-- START INPUT ROWS --
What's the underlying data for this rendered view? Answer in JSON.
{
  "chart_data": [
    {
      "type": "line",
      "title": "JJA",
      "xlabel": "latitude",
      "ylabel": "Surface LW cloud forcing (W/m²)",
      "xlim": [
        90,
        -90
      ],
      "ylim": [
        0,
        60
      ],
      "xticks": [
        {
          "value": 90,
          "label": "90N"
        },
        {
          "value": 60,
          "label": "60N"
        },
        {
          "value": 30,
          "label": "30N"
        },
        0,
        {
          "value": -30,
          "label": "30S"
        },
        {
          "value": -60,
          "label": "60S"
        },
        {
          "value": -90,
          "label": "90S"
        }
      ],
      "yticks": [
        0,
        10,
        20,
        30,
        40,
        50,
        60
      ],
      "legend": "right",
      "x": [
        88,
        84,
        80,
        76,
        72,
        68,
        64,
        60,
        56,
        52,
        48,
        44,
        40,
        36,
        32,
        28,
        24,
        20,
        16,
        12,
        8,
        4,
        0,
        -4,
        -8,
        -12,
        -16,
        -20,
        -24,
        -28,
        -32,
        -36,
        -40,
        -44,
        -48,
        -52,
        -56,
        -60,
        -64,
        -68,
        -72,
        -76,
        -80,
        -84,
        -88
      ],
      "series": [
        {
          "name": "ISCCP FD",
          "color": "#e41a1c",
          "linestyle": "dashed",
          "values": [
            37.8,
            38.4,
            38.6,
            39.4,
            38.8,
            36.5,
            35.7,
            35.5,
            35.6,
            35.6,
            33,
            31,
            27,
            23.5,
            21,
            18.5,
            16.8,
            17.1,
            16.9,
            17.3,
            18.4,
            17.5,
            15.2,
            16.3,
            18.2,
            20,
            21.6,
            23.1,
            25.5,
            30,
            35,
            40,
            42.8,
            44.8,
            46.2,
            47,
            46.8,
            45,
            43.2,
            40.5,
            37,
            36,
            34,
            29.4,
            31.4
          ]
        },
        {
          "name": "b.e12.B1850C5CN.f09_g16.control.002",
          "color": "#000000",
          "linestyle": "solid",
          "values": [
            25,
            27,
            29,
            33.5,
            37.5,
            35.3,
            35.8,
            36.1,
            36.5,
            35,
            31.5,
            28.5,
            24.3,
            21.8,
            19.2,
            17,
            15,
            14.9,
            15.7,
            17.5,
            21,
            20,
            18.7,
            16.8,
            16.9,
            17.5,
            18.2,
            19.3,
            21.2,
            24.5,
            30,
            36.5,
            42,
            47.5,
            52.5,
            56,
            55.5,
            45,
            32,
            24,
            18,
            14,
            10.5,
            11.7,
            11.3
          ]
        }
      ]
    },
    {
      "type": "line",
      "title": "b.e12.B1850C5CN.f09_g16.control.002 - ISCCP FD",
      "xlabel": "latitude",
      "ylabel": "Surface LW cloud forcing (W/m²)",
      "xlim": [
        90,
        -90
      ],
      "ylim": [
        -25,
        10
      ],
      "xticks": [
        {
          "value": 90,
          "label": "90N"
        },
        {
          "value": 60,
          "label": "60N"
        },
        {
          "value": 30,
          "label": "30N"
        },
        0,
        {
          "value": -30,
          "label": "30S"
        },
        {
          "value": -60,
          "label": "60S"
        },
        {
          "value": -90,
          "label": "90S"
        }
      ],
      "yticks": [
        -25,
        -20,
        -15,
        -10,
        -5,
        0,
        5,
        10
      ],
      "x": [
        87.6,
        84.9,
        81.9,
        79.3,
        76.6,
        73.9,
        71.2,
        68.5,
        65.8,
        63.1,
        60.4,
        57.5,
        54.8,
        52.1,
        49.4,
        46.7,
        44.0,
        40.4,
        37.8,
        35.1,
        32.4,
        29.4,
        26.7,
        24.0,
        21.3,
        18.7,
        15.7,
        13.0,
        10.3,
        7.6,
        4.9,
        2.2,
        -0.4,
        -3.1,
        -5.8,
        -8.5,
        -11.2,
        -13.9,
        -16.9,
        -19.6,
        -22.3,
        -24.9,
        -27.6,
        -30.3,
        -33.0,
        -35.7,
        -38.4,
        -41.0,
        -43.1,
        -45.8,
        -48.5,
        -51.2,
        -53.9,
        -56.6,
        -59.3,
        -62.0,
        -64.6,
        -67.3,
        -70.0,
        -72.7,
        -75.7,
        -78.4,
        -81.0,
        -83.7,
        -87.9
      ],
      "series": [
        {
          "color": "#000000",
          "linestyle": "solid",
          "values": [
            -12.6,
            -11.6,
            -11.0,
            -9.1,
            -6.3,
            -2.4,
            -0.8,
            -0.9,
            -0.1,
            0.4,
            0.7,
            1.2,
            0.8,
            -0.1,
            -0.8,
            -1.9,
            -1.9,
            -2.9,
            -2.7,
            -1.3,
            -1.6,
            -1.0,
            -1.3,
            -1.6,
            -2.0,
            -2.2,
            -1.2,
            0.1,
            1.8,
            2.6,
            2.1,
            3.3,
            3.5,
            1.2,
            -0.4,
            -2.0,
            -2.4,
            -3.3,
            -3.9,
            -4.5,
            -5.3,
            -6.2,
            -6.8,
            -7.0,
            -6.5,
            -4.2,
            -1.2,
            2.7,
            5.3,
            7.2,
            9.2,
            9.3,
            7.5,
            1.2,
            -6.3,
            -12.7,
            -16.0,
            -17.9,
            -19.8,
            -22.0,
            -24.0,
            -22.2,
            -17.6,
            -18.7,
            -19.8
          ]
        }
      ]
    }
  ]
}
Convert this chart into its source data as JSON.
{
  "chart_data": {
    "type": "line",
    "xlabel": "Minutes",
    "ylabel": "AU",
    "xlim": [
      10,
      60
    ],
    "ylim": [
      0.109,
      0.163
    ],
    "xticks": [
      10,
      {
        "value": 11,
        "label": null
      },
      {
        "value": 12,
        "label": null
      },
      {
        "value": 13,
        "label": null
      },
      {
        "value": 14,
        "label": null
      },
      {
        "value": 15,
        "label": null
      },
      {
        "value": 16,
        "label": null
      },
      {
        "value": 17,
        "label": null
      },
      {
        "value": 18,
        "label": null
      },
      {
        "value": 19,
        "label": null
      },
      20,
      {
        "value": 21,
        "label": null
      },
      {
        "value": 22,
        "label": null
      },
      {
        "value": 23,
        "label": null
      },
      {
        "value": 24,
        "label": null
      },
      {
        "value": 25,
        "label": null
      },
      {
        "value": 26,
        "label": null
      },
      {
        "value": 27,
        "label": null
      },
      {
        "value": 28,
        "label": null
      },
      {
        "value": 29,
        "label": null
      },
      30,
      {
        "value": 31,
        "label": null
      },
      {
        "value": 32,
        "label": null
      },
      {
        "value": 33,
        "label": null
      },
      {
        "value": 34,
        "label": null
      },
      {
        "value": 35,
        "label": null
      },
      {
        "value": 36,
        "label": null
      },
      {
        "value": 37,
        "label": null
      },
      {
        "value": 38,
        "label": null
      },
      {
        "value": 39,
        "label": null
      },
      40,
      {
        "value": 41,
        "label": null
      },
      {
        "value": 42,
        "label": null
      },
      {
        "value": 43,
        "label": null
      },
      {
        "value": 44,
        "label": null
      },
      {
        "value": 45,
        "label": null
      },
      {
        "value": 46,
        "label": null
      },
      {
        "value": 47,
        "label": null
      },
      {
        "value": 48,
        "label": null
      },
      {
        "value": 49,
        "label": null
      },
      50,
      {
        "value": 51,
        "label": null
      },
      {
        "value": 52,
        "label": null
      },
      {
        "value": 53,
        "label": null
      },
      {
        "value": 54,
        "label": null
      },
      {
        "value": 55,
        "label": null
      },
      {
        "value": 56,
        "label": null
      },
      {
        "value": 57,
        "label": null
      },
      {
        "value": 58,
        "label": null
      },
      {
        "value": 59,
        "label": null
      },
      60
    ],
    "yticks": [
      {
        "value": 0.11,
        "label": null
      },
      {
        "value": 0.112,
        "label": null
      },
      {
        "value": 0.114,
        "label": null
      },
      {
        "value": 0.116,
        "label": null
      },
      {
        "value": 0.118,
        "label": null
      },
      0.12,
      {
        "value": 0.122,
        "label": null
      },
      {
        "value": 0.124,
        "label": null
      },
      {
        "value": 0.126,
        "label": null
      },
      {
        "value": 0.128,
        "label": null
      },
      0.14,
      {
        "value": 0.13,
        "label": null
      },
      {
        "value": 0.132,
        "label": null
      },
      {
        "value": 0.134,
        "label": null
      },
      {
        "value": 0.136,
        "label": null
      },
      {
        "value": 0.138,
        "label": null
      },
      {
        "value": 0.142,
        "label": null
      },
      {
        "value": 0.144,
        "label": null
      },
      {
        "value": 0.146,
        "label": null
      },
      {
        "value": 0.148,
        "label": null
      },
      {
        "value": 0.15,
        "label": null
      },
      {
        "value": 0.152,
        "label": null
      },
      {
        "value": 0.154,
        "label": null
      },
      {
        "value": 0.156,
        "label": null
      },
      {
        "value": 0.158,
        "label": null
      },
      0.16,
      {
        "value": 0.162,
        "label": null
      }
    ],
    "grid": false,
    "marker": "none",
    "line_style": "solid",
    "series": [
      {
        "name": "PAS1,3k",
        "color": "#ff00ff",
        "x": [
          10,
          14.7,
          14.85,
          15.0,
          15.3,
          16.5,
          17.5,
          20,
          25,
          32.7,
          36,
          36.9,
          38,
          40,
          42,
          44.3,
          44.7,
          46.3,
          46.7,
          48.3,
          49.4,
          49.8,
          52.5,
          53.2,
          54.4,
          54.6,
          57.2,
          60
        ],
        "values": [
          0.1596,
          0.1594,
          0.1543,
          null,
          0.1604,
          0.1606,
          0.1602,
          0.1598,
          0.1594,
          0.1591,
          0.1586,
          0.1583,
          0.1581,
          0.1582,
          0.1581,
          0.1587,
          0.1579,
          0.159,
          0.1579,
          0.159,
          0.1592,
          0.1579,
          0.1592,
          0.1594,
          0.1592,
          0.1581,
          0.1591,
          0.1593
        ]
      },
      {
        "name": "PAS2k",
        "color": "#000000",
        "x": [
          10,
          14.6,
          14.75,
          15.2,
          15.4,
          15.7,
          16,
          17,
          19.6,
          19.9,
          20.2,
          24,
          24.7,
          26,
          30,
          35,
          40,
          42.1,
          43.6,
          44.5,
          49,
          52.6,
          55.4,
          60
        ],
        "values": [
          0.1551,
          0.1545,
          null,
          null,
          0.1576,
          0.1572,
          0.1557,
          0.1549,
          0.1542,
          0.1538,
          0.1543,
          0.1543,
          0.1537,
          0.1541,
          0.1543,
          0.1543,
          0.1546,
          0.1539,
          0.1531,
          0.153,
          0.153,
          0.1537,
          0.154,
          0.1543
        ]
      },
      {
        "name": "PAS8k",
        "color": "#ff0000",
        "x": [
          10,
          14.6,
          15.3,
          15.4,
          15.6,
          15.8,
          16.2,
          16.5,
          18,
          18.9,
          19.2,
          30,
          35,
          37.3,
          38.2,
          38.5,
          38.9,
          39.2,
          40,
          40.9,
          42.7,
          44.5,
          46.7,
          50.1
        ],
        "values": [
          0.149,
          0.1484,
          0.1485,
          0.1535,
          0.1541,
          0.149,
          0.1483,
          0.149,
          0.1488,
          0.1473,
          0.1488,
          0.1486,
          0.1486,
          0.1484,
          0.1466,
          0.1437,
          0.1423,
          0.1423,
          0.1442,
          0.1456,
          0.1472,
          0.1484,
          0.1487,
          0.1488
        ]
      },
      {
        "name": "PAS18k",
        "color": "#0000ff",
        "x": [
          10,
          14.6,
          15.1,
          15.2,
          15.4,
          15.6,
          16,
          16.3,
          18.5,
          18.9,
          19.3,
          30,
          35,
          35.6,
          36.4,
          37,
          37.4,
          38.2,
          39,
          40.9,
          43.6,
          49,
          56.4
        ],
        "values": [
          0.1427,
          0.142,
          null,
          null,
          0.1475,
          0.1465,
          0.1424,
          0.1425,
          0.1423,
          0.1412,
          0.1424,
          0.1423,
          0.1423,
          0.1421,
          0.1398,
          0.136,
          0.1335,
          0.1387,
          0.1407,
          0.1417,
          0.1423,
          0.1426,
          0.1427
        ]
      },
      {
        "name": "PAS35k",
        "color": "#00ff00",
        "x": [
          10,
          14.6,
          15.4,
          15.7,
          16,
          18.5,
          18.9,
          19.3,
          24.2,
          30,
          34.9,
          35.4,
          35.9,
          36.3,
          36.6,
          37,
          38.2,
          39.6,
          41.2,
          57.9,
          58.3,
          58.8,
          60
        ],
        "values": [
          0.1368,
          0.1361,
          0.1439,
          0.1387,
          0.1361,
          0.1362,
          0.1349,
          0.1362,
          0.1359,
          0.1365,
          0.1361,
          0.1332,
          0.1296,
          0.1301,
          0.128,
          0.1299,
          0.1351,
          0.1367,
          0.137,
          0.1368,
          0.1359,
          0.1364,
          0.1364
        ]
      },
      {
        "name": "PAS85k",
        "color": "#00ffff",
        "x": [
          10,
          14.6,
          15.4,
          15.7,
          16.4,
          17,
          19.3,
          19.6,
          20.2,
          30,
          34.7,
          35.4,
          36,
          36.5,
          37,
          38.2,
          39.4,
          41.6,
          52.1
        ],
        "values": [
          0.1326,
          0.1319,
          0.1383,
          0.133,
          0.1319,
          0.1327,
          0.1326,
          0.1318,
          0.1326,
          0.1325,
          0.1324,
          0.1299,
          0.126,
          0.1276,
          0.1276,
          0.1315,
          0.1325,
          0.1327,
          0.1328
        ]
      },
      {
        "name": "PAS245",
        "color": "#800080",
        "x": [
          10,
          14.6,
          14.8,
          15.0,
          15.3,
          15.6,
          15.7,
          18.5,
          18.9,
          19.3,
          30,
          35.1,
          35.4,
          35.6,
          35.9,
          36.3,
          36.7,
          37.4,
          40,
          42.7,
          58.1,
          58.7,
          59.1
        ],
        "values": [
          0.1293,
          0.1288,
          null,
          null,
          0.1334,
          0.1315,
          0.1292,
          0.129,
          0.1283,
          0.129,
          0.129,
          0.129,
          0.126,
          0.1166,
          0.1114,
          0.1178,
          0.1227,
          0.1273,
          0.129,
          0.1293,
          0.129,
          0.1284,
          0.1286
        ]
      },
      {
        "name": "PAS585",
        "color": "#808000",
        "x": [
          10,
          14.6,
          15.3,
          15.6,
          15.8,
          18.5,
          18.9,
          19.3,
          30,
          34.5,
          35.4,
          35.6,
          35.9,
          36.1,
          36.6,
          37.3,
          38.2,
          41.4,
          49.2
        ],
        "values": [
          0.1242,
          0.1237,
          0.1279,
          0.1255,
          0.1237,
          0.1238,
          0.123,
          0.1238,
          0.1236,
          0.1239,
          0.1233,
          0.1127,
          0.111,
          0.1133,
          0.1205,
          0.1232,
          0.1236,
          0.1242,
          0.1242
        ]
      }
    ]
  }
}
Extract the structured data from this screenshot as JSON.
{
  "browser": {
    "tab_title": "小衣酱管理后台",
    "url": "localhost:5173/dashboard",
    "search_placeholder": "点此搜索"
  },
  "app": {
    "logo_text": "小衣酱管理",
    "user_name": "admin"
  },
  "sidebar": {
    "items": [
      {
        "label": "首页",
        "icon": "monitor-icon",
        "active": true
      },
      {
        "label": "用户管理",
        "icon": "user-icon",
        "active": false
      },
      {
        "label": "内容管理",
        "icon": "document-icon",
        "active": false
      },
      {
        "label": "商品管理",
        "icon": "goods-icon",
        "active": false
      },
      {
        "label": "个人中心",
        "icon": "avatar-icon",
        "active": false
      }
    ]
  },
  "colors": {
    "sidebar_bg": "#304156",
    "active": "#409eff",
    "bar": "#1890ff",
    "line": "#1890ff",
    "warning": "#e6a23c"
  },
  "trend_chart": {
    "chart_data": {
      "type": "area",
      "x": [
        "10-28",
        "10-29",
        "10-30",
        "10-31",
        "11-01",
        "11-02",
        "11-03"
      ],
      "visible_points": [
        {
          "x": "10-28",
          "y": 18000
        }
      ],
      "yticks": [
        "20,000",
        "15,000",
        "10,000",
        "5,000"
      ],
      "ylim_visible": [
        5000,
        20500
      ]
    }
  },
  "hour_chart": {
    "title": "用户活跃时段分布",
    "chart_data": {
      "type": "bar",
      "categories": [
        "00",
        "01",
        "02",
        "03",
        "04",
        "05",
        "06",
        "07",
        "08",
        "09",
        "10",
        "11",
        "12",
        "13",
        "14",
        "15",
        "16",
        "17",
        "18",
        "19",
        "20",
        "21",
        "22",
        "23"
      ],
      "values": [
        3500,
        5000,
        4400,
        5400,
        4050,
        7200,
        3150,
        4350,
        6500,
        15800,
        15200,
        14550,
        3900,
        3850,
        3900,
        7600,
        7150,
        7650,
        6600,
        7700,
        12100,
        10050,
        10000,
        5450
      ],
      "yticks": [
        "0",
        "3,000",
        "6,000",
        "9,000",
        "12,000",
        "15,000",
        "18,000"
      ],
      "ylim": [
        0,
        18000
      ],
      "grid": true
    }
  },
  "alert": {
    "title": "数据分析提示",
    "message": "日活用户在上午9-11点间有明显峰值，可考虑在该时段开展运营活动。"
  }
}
-- END INPUT ROWS --
__TASK TO COMPLETE__
Where a line in the material above holds "this", copy that line.

__RESULT__
What's the underlying data for this rendered view? Answer in JSON.
Convert this chart into its source data as JSON.
Extract the structured data from this screenshot as JSON.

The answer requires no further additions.